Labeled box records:
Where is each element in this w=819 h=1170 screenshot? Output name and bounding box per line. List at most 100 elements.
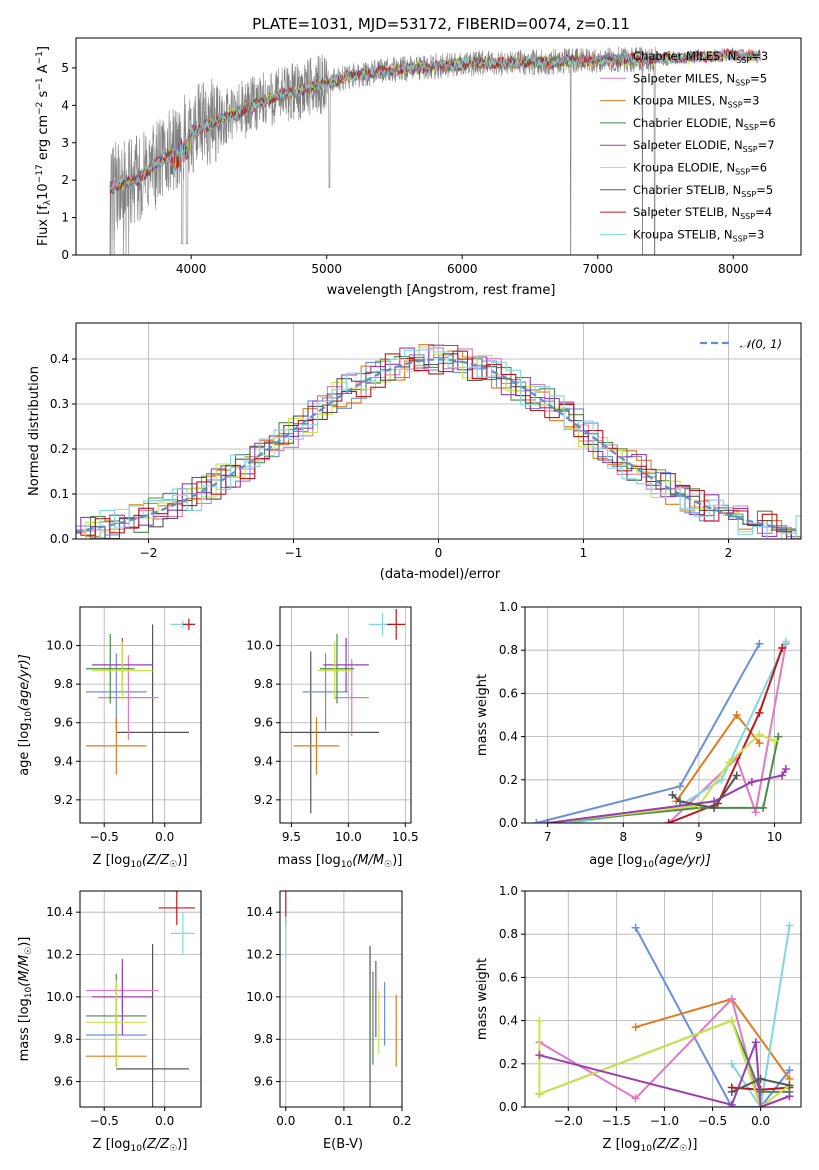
y-tick-label: 9.2 [54, 793, 73, 807]
x-tick-label: −2.0 [554, 1114, 583, 1128]
weight-marker-kroupa_stelib [727, 1059, 736, 1068]
weight-line-chabrier_stelib [671, 774, 738, 810]
mass-vs-ebv-panel: 0.0 0.1 0.2 9.6 9.8 10.0 10.2 10.4 E(B-V) [246, 890, 412, 1152]
y-tick-label: 1.0 [499, 600, 518, 614]
axes-frame [279, 606, 412, 824]
normal-curve [76, 358, 799, 533]
age-vs-metallicity-panel: −0.5 0.09.29.49.69.810.0 Z [log10(Z/Z☉)] … [17, 606, 202, 870]
y-tick-label: 1.0 [499, 884, 518, 898]
x-tick-label: 9 [695, 830, 703, 844]
weight-line-chabrier_elodie [547, 736, 780, 823]
weight-marker-salpeter_elodie [778, 771, 787, 780]
y-tick-label: 10.4 [246, 905, 273, 919]
y-tick-label: 1 [61, 211, 69, 225]
mass-vs-ebv-xlabel: E(B-V) [323, 1137, 363, 1152]
legend-entry-kroupa_elodie: Kroupa ELODIE, NSSP=6 [633, 161, 767, 177]
x-tick-label: 7 [544, 830, 552, 844]
x-tick-label: 10.0 [335, 830, 362, 844]
y-tick-label: 9.6 [254, 1075, 273, 1089]
weight-vs-metallicity-plot-area: −2.0 −1.5 −1.0 −0.5 0.0 0.0 0.2 0.4 0.6 0.8 1.0 [499, 884, 802, 1128]
weight-marker-kroupa_miles [732, 711, 741, 719]
axes-frame [75, 37, 802, 256]
y-tick-label: 9.8 [254, 1032, 273, 1046]
x-tick-label: 6000 [447, 262, 478, 276]
errorbar-chabrier_elodie [319, 634, 355, 704]
weight-marker-salpeter_stelib [664, 819, 673, 823]
weight-marker-chabrier_elodie [759, 803, 768, 812]
y-tick-label: 0.4 [50, 352, 69, 366]
x-tick-label: 8000 [718, 262, 749, 276]
x-tick-label: 10.5 [392, 830, 419, 844]
y-tick-label: 9.2 [254, 793, 273, 807]
legend-entry-chabrier_stelib: Chabrier STELIB, NSSP=5 [633, 183, 773, 199]
axes-frame [524, 606, 802, 824]
y-tick-label: 0.0 [50, 532, 69, 546]
errorbar-kroupa_miles [293, 716, 340, 775]
x-tick-label: 0.0 [751, 1114, 770, 1128]
legend-entry-kroupa_stelib: Kroupa STELIB, NSSP=3 [633, 227, 764, 243]
errorbar-salpeter_stelib [182, 618, 195, 631]
weight-marker-chabrier_miles [631, 923, 640, 932]
weight-marker-chabrier_stelib [710, 803, 719, 812]
axes-frame [524, 890, 802, 1108]
spectrum-legend: Chabrier MILES, NSSP=3 Salpeter MILES, NS… [600, 49, 776, 243]
x-tick-label: −0.5 [698, 1114, 727, 1128]
mass-vs-ebv-plot-area: 0.0 0.1 0.2 9.6 9.8 10.0 10.2 10.4 [246, 890, 412, 1128]
y-tick-label: 10.4 [46, 905, 73, 919]
x-tick-label: 0.0 [155, 1114, 174, 1128]
mass-vs-metallicity-panel: −0.5 0.0 9.6 9.8 10.0 10.2 10.4 Z [log10(Z/Z☉)… [17, 890, 202, 1154]
y-tick-label: 0.3 [50, 397, 69, 411]
normal-legend-label: 𝒩(0, 1) [740, 337, 782, 351]
y-tick-label: 9.6 [54, 1075, 73, 1089]
mass-vs-metallicity-plot-area: −0.5 0.0 9.6 9.8 10.0 10.2 10.4 [46, 890, 202, 1128]
errorbar-kroupa_elodie [86, 979, 147, 1065]
histogram-chabrier_stelib [76, 350, 801, 539]
plot-content [280, 608, 406, 814]
y-tick-label: 10.0 [46, 639, 73, 653]
weight-marker-salpeter_elodie [747, 777, 756, 786]
y-tick-label: 0 [61, 248, 69, 262]
y-tick-label: 10.2 [246, 948, 273, 962]
y-tick-label: 0.8 [499, 643, 518, 657]
errorbar-salpeter_elodie [323, 637, 369, 692]
weight-vs-age-plot-area: 7 8 9 10 0.0 0.2 0.4 0.6 0.8 1.0 [499, 600, 802, 844]
y-tick-label: 5 [61, 61, 69, 75]
errorbar-salpeter_stelib [158, 891, 195, 925]
plot-content [76, 344, 801, 539]
x-tick-label: 0 [435, 546, 443, 560]
weight-vs-metallicity-panel: −2.0 −1.5 −1.0 −0.5 0.0 0.0 0.2 0.4 0.6 0.8 1.0 Z … [475, 884, 802, 1154]
x-tick-label: −0.5 [90, 830, 119, 844]
residual-ylabel: Normed distribution [27, 366, 42, 496]
y-tick-label: 0.2 [50, 442, 69, 456]
weight-marker-chabrier_miles [532, 819, 541, 823]
x-tick-label: −1.5 [602, 1114, 631, 1128]
histogram-salpeter_stelib [76, 353, 801, 539]
y-tick-label: 0.6 [499, 686, 518, 700]
weight-marker-kroupa_miles [755, 739, 764, 748]
weight-marker-kroupa_elodie [535, 1090, 544, 1099]
errorbar-chabrier_stelib [116, 943, 189, 1107]
model-spectrum-chabrier_stelib [109, 46, 761, 195]
y-tick-label: 0.1 [50, 487, 69, 501]
weight-marker-kroupa_stelib [781, 637, 790, 646]
y-tick-label: 4 [61, 98, 69, 112]
x-tick-label: 0.1 [334, 1114, 353, 1128]
errorbar-salpeter_miles [334, 659, 369, 737]
weight-marker-kroupa_elodie [727, 1016, 736, 1025]
weight-marker-chabrier_stelib [732, 771, 741, 780]
y-tick-label: 9.8 [254, 677, 273, 691]
weight-marker-chabrier_stelib [668, 790, 677, 799]
errorbar-salpeter_miles [98, 655, 159, 741]
errorbar-kroupa_elodie [92, 641, 153, 700]
weight-vs-metallicity-ylabel: mass weight [475, 958, 490, 1040]
errorbar-kroupa_miles [86, 716, 147, 775]
residual-xlabel: (data-model)/error [380, 567, 501, 582]
x-tick-label: 0.0 [276, 1114, 295, 1128]
legend-entry-chabrier_elodie: Chabrier ELODIE, NSSP=6 [633, 116, 776, 132]
plot-content [535, 921, 794, 1107]
weight-marker-kroupa_miles [631, 1023, 640, 1032]
legend-entry-salpeter_miles: Salpeter MILES, NSSP=5 [633, 71, 767, 87]
x-tick-label: −1 [285, 546, 303, 560]
y-tick-label: 0.6 [499, 970, 518, 984]
y-tick-label: 0.8 [499, 927, 518, 941]
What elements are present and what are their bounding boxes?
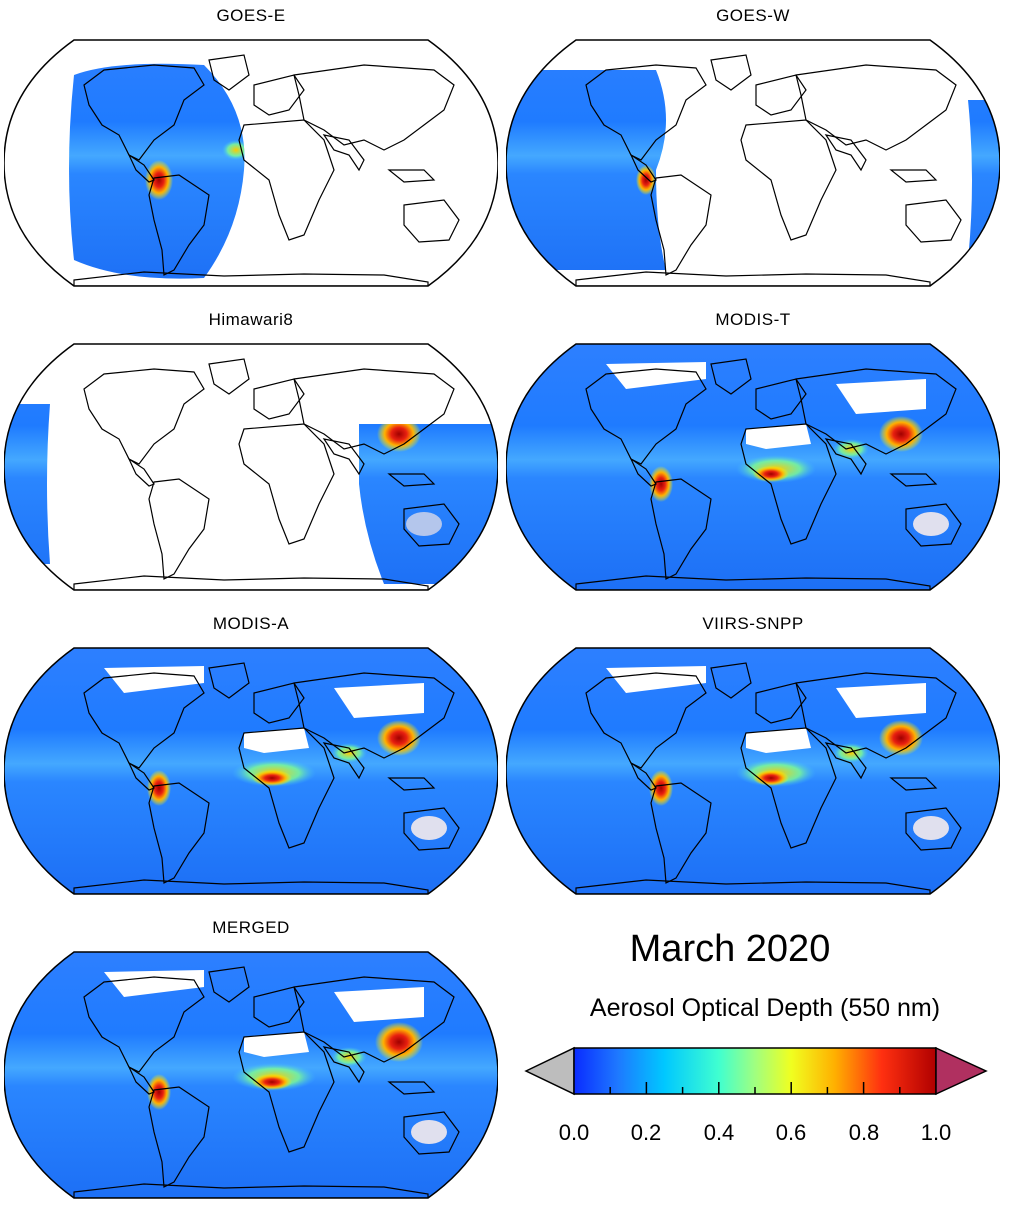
map-panel-goes-w: GOES-W bbox=[506, 6, 1000, 296]
colorbar bbox=[524, 1046, 988, 1096]
map-himawari8 bbox=[4, 343, 498, 591]
colorbar-tick-label: 1.0 bbox=[920, 1120, 952, 1145]
map-panel-viirs-snpp: VIIRS-SNPP bbox=[506, 614, 1000, 904]
map-panel-merged: MERGED bbox=[4, 918, 498, 1208]
colorbar-tick-label: 0.0 bbox=[558, 1120, 590, 1145]
map-panel-modis-t: MODIS-T bbox=[506, 310, 1000, 600]
map-modis-t bbox=[506, 343, 1000, 591]
panel-title: GOES-W bbox=[716, 6, 790, 25]
colorbar-tick-label: 0.6 bbox=[775, 1120, 807, 1145]
colorbar-under-triangle bbox=[524, 1046, 575, 1096]
panel-title: VIIRS-SNPP bbox=[702, 614, 804, 633]
map-modis-a bbox=[4, 647, 498, 895]
panel-title: MERGED bbox=[212, 918, 290, 937]
map-goes-e bbox=[4, 39, 498, 287]
map-goes-w bbox=[506, 39, 1000, 287]
map-merged bbox=[4, 951, 498, 1199]
panel-title: MODIS-A bbox=[212, 614, 290, 633]
map-viirs-snpp bbox=[506, 647, 1000, 895]
period-title: March 2020 bbox=[629, 928, 831, 970]
panel-title: Himawari8 bbox=[208, 310, 294, 329]
colorbar-tick-label: 0.4 bbox=[703, 1120, 735, 1145]
colorbar-over-triangle bbox=[935, 1046, 988, 1096]
panel-title: MODIS-T bbox=[715, 310, 791, 329]
map-panel-himawari8: Himawari8 bbox=[4, 310, 498, 600]
colorbar-tick-label: 0.8 bbox=[848, 1120, 880, 1145]
map-panel-goes-e: GOES-E bbox=[4, 6, 498, 296]
colorbar-tick-label: 0.2 bbox=[630, 1120, 662, 1145]
colorbar-label: Aerosol Optical Depth (550 nm) bbox=[589, 994, 941, 1022]
map-panel-modis-a: MODIS-A bbox=[4, 614, 498, 904]
panel-title: GOES-E bbox=[216, 6, 286, 25]
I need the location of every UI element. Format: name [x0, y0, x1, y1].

Work to complete:
Reproduce the lines of the records from the one containing "y-tick-label: 9.2 [54, 793, 73, 807]" through the one containing "weight-marker-chabrier_elodie [759, 803, 768, 812]", substituting "plot-frame" for every "axes-frame" and leaving everything else unchanged.

Final answer:
y-tick-label: 9.2 [54, 793, 73, 807]
x-tick-label: −2.0 [554, 1114, 583, 1128]
weight-marker-kroupa_stelib [727, 1059, 736, 1068]
weight-line-chabrier_stelib [671, 774, 738, 810]
mass-vs-ebv-panel: 0.0 0.1 0.2 9.6 9.8 10.0 10.2 10.4 E(B-V) [246, 890, 412, 1152]
y-tick-label: 1.0 [499, 600, 518, 614]
plot-frame [279, 606, 412, 824]
normal-curve [76, 358, 799, 533]
age-vs-metallicity-panel: −0.5 0.09.29.49.69.810.0 Z [log10(Z/Z☉)] … [17, 606, 202, 870]
y-tick-label: 1.0 [499, 884, 518, 898]
x-tick-label: 9 [695, 830, 703, 844]
weight-line-chabrier_elodie [547, 736, 780, 823]
weight-marker-salpeter_elodie [778, 771, 787, 780]
y-tick-label: 10.4 [246, 905, 273, 919]
y-tick-label: 1 [61, 211, 69, 225]
mass-vs-ebv-xlabel: E(B-V) [323, 1137, 363, 1152]
legend-entry-kroupa_elodie: Kroupa ELODIE, NSSP=6 [633, 161, 767, 177]
x-tick-label: 7 [544, 830, 552, 844]
x-tick-label: 10.0 [335, 830, 362, 844]
y-tick-label: 9.6 [254, 1075, 273, 1089]
weight-vs-metallicity-plot-area: −2.0 −1.5 −1.0 −0.5 0.0 0.0 0.2 0.4 0.6 0.8 1.0 [499, 884, 802, 1128]
weight-marker-kroupa_miles [732, 711, 741, 719]
plot-frame [75, 37, 802, 256]
y-tick-label: 9.8 [254, 1032, 273, 1046]
x-tick-label: 6000 [447, 262, 478, 276]
errorbar-chabrier_elodie [319, 634, 355, 704]
weight-marker-salpeter_stelib [664, 819, 673, 823]
weight-marker-chabrier_elodie [759, 803, 768, 812]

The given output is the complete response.